* [Work to complete] In the material below, find each line holding the string "surface" and copy it.

* [Records shown]
□ □ □ □ □

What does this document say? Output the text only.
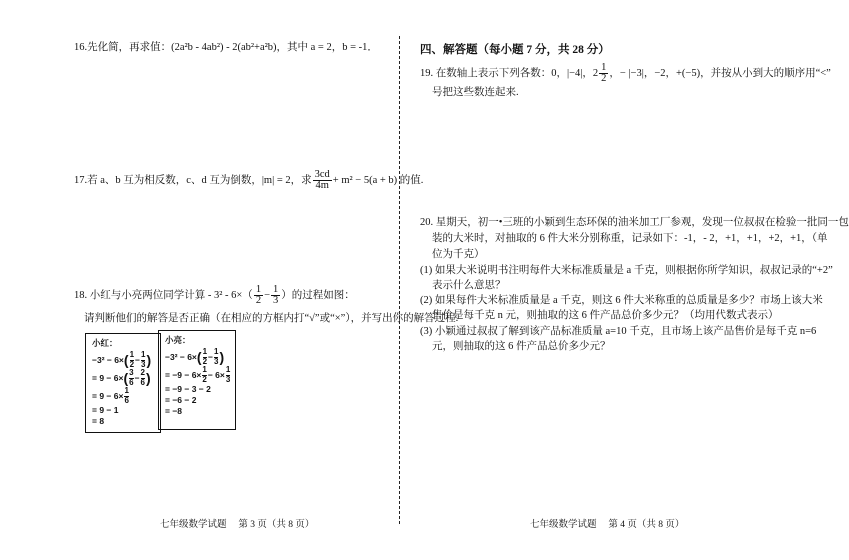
16.先化简，再求值：(2a²b - 4ab²) - 2(ab²+a²b)，其中 a = 2，b = -1．
17.若 a、b 互为相反数，c、d 互为倒数，|m| = 2，求 $\frac{3cd}{4m} + m^2 - 5(a + b)$ 的值.
18. 小红与小亮两位同学计算 - $3^2 - 6\times( \frac{1}{2} - \frac{1}{3}$ ）的过程如图：
请判断他们的解答是否正确（在相应的方框内打“√”或“×”），并写出你的解答过程.
小红：
−3² − 6× ( 1
$2 - \frac{1}{3}$ )
= 9 − 6× ( 3
$6 - \frac{2}{6}$ )
= $9 - 6\times \frac{1}{6}$
= 9 − 1
= 8
小亮：
−3² − 6× ( 1
$2 - \frac{1}{3}$ )
= $-9 - 6\times \frac{1}{2} - 6\times \frac{1}{3}$
= −9 − 3 − 2
= −6 − 2
= −8
七年级数学试题　 第 3 页（共 8 页）
四、解答题（每小题 7 分，共 28 分）
19. 在数轴上表示下列各数：0，|−4|，$2 \frac{1}{2}$ ，− |−3|，−2，+(−5)，并按从小到大的顺序用“<”
号把这些数连起来.
20. 星期天，初一•三班的小颖到生态环保的油米加工厂参观，发现一位叔叔在检验一批同一包
装的大米时，对抽取的 6 件大米分别称重，记录如下：-1，- 2，+1，+1，+2，+1，（单
位为千克）
(1) 如果大米说明书注明每件大米标准质量是 a 千克，则根据你所学知识，叔叔记录的“+2”
表示什么意思？
(2) 如果每件大米标准质量是 a 千克，则这 6 件大米称重的总质量是多少？市场上该大米
售价是每千克 n 元，则抽取的这 6 件产品总价多少元？（均用代数式表示）
(3) 小颖通过叔叔了解到该产品标准质量 a=10 千克，且市场上该产品售价是每千克 n=6
元，则抽取的这 6 件产品总价多少元？
七年级数学试题　 第 4 页（共 8 页）
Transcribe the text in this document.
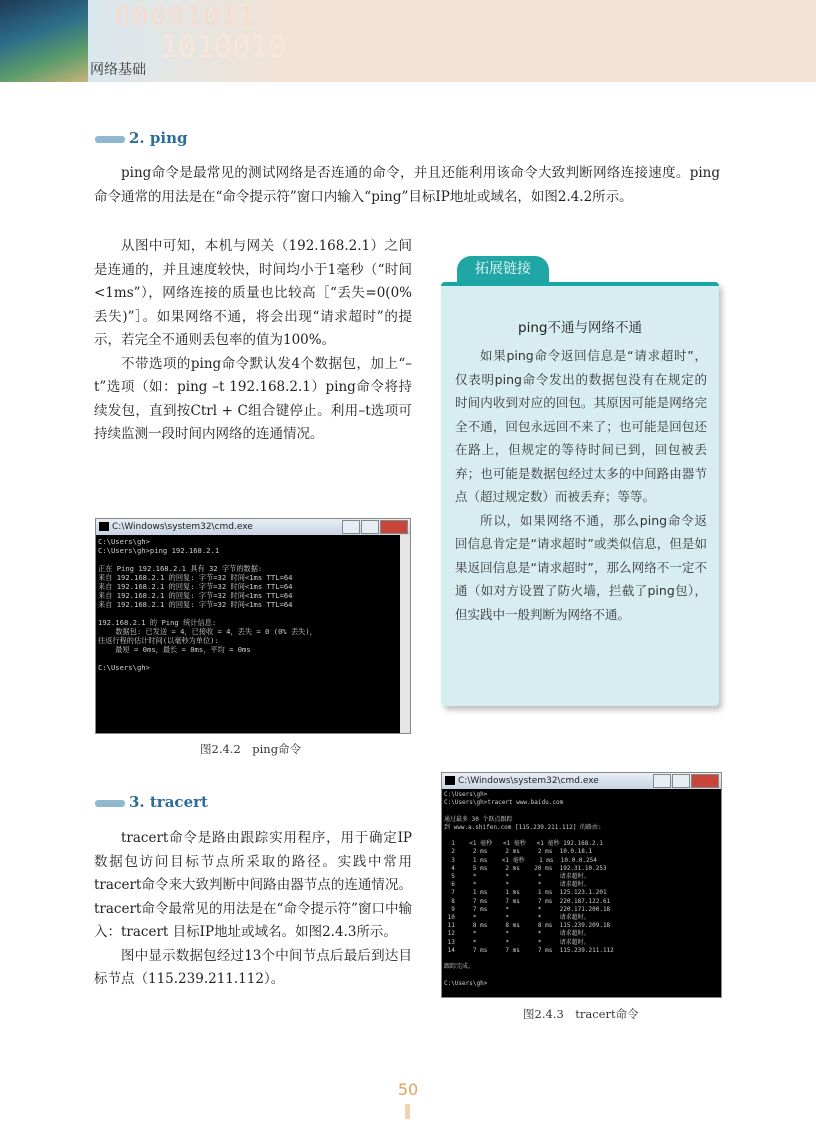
00001011
1010010
网络基础
2. ping

ping命令是最常见的测试网络是否连通的命令，并且还能利用该命令大致判断网络连接速度。ping命令通常的用法是在“命令提示符”窗口内输入“ping”目标IP地址或域名，如图2.4.2所示。

从图中可知，本机与网关（192.168.2.1）之间是连通的，并且速度较快，时间均小于1毫秒（“时间<1ms”），网络连接的质量也比较高［“丢失=0(0% 丢失)”］。如果网络不通，将会出现“请求超时”的提示，若完全不通则丢包率的值为100%。

不带选项的ping命令默认发4个数据包，加上“–t”选项（如：ping –t 192.168.2.1）ping命令将持续发包，直到按Ctrl + C组合键停止。利用–t选项可持续监测一段时间内网络的连通情况。

拓展链接
ping不通与网络不通

如果ping命令返回信息是“请求超时”，仅表明ping命令发出的数据包没有在规定的时间内收到对应的回包。其原因可能是网络完全不通，回包永远回不来了；也可能是回包还在路上，但规定的等待时间已到，回包被丢弃；也可能是数据包经过太多的中间路由器节点（超过规定数）而被丢弃；等等。

所以，如果网络不通，那么ping命令返回信息肯定是“请求超时”或类似信息，但是如果返回信息是“请求超时”，那么网络不一定不通（如对方设置了防火墙，拦截了ping包），但实践中一般判断为网络不通。

C:\Windows\system32\cmd.exe
C:\Users\gh>
C:\Users\gh>ping 192.168.2.1

正在 Ping 192.168.2.1 具有 32 字节的数据:
来自 192.168.2.1 的回复: 字节=32 时间<1ms TTL=64
来自 192.168.2.1 的回复: 字节=32 时间<1ms TTL=64
来自 192.168.2.1 的回复: 字节=32 时间<1ms TTL=64
来自 192.168.2.1 的回复: 字节=32 时间<1ms TTL=64

192.168.2.1 的 Ping 统计信息:
数据包: 已发送 = 4，已接收 = 4，丢失 = 0 (0% 丢失)，
往返行程的估计时间(以毫秒为单位):
最短 = 0ms，最长 = 0ms，平均 = 0ms

C:\Users\gh>
图2.4.2　ping命令
3. tracert

tracert命令是路由跟踪实用程序，用于确定IP数据包访问目标节点所采取的路径。实践中常用tracert命令来大致判断中间路由器节点的连通情况。tracert命令最常见的用法是在“命令提示符”窗口中输入：tracert 目标IP地址或域名。如图2.4.3所示。

图中显示数据包经过13个中间节点后最后到达目标节点（115.239.211.112）。

C:\Windows\system32\cmd.exe
C:\Users\gh>
C:\Users\gh>tracert www.baidu.com

通过最多 30 个跃点跟踪
到 www.a.shifen.com [115.239.211.112] 的路由:

1    <1 毫秒   <1 毫秒   <1 毫秒 192.168.2.1
2     2 ms     2 ms     2 ms  10.0.18.1
3     1 ms    <1 毫秒    1 ms  10.0.0.254
4     5 ms     2 ms    20 ms  192.31.10.253
5     *        *        *     请求超时。
6     *        *        *     请求超时。
7     1 ms     1 ms     1 ms  125.123.1.201
8     7 ms     7 ms     7 ms  220.187.122.61
9     7 ms     *        *     220.171.200.18
10     *        *        *     请求超时。
11     8 ms     8 ms     8 ms  115.239.209.18
12     *        *        *     请求超时。
13     *        *        *     请求超时。
14     7 ms     7 ms     7 ms  115.239.211.112

跟踪完成。

C:\Users\gh>
图2.4.3　tracert命令
50
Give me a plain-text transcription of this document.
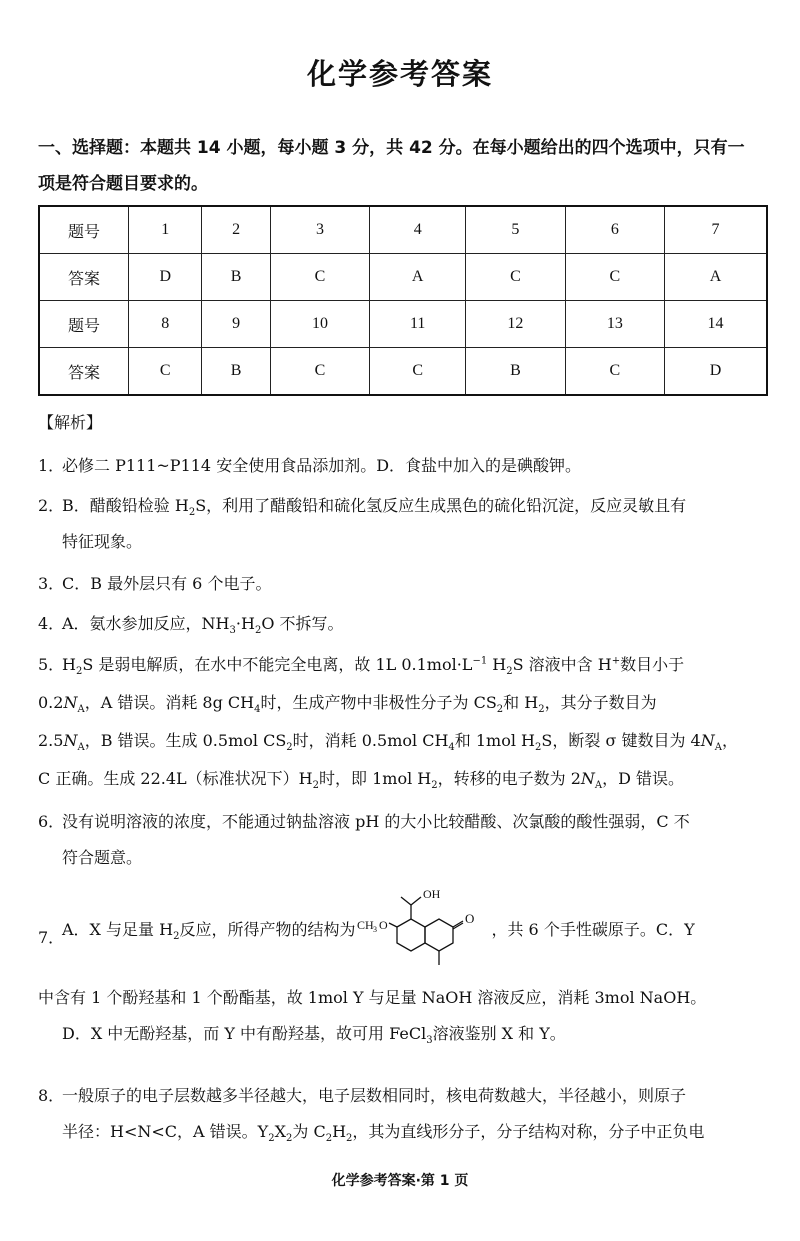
化学参考答案
一、选择题：本题共 14 小题，每小题 3 分，共 42 分。在每小题给出的四个选项中，只有一
项是符合题目要求的。
题号	1	2	3	4	5	6	7
答案	D	B	C	A	C	C	A
题号	8	9	10	11	12	13	14
答案	C	B	C	C	B	C	D
【解析】
1．
必修二 P111~P114 安全使用食品添加剂。D．食盐中加入的是碘酸钾。
2．
B．醋酸铅检验 $H_2S$，利用了醋酸铅和硫化氢反应生成黑色的硫化铅沉淀，反应灵敏且有
特征现象。
3．
C．B 最外层只有 6 个电子。
4．
A．氨水参加反应，$NH_3\cdot H_2O$ 不拆写。
5．
$H_2S$ 是弱电解质，在水中不能完全电离，故 1L $0.1mol\cdot L^{-1}$ $H_2S$ 溶液中含 H+数目小于
$0.2N_A$，A 错误。消耗 8g $CH_4$时，生成产物中非极性分子为 $CS_2$和 $H_2$，其分子数目为
$2.5N_A$，B 错误。生成 0.5mol $CS_2$时，消耗 0.5mol $CH_4$和 1mol $H_2S$，断裂 σ 键数目为 $4N_A$，
C 正确。生成 22.4L（标准状况下）$H_2$时，即 1mol $H_2$，转移的电子数为 $2N_A$，D 错误。
6．
没有说明溶液的浓度，不能通过钠盐溶液 pH 的大小比较醋酸、次氯酸的酸性强弱，C 不
符合题意。
7．
A．X 与足量 $H_2$反应，所得产物的结构为
OH
CH 3 O	O
，共 6 个手性碳原子。C．Y
中含有 1 个酚羟基和 1 个酚酯基，故 1mol Y 与足量 NaOH 溶液反应，消耗 3mol NaOH。
D．X 中无酚羟基，而 Y 中有酚羟基，故可用 FeCl$_3$溶液鉴别 X 和 Y。
8．
一般原子的电子层数越多半径越大，电子层数相同时，核电荷数越大，半径越小，则原子
半径：H<N<C，A 错误。$Y_2X_2$为 $C_2H_2$，其为直线形分子，分子结构对称，分子中正负电
化学参考答案·第 1 页
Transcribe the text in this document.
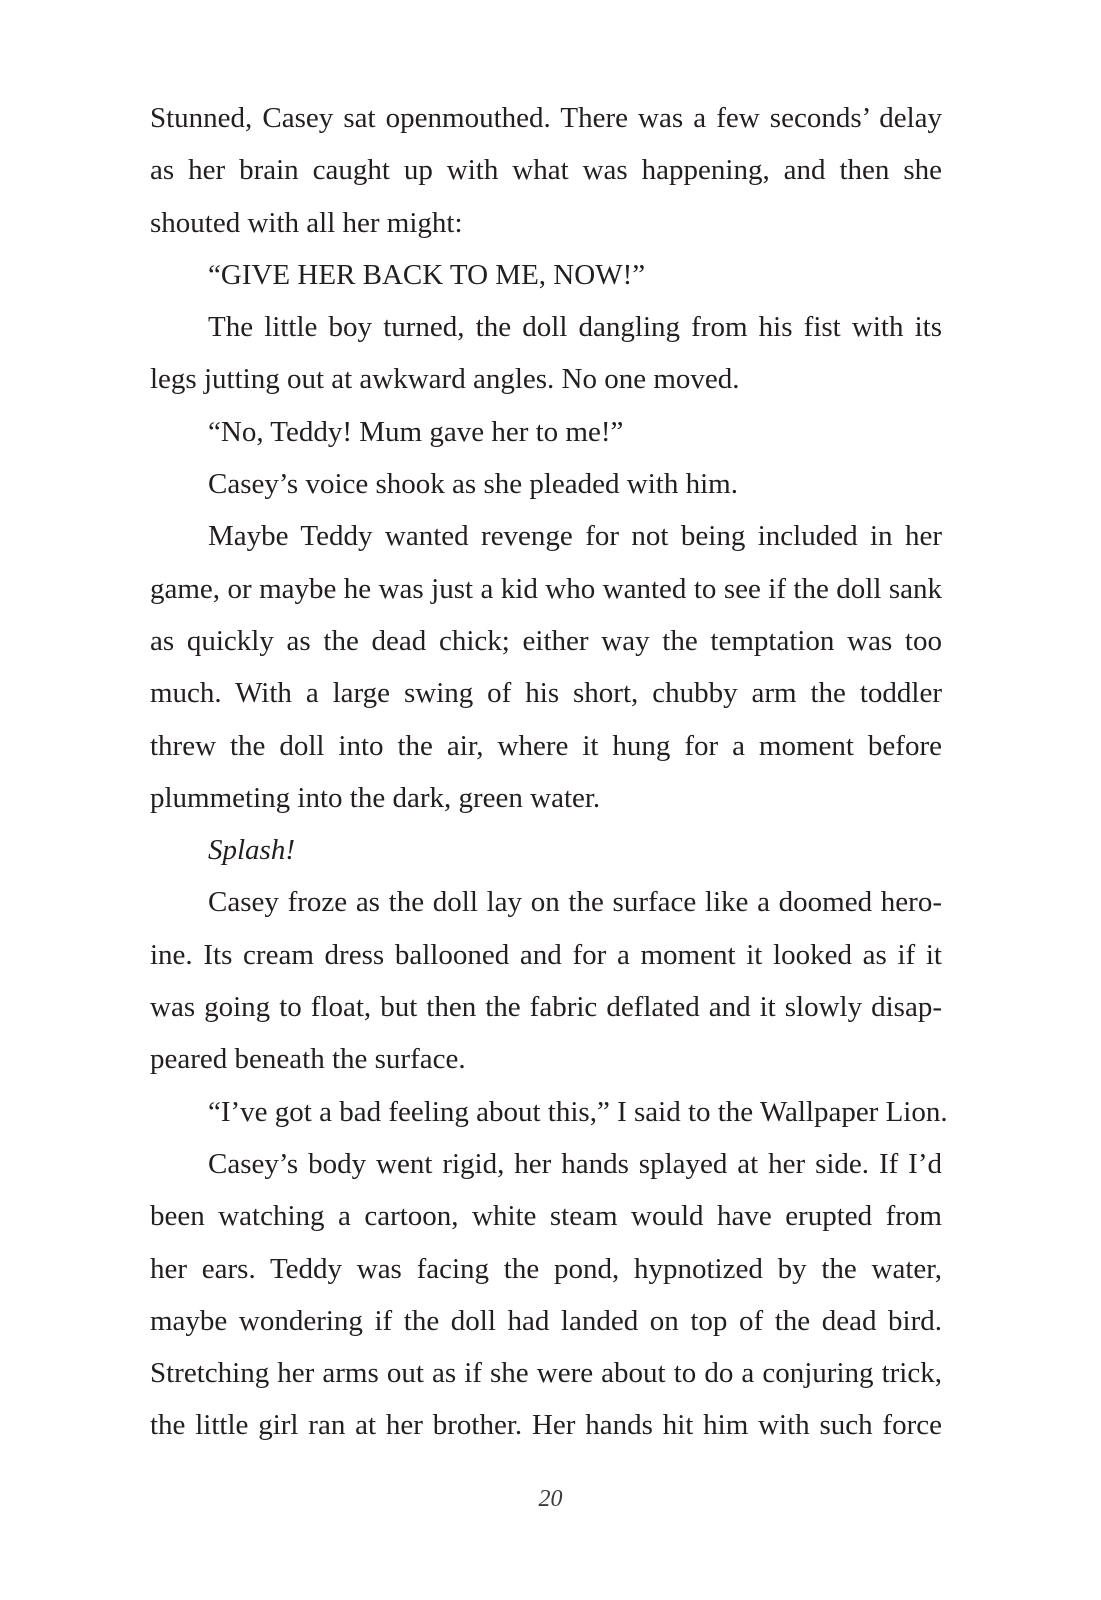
Stunned, Casey sat openmouthed. There was a few seconds’ delay
as her brain caught up with what was happening, and then she
shouted with all her might:
“GIVE HER BACK TO ME, NOW!”
The little boy turned, the doll dangling from his fist with its
legs jutting out at awkward angles. No one moved.
“No, Teddy! Mum gave her to me!”
Casey’s voice shook as she pleaded with him.
Maybe Teddy wanted revenge for not being included in her
game, or maybe he was just a kid who wanted to see if the doll sank
as quickly as the dead chick; either way the temptation was too
much. With a large swing of his short, chubby arm the toddler
threw the doll into the air, where it hung for a moment before
plummeting into the dark, green water.
Splash!
Casey froze as the doll lay on the surface like a doomed hero-
ine. Its cream dress ballooned and for a moment it looked as if it
was going to float, but then the fabric deflated and it slowly disap-
peared beneath the surface.
“I’ve got a bad feeling about this,” I said to the Wallpaper Lion.
Casey’s body went rigid, her hands splayed at her side. If I’d
been watching a cartoon, white steam would have erupted from
her ears. Teddy was facing the pond, hypnotized by the water,
maybe wondering if the doll had landed on top of the dead bird.
Stretching her arms out as if she were about to do a conjuring trick,
the little girl ran at her brother. Her hands hit him with such force
20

□ □ □ □ □

* [Reply]
Casey froze as the doll lay on the surface like a doomed hero-
peared beneath the surface.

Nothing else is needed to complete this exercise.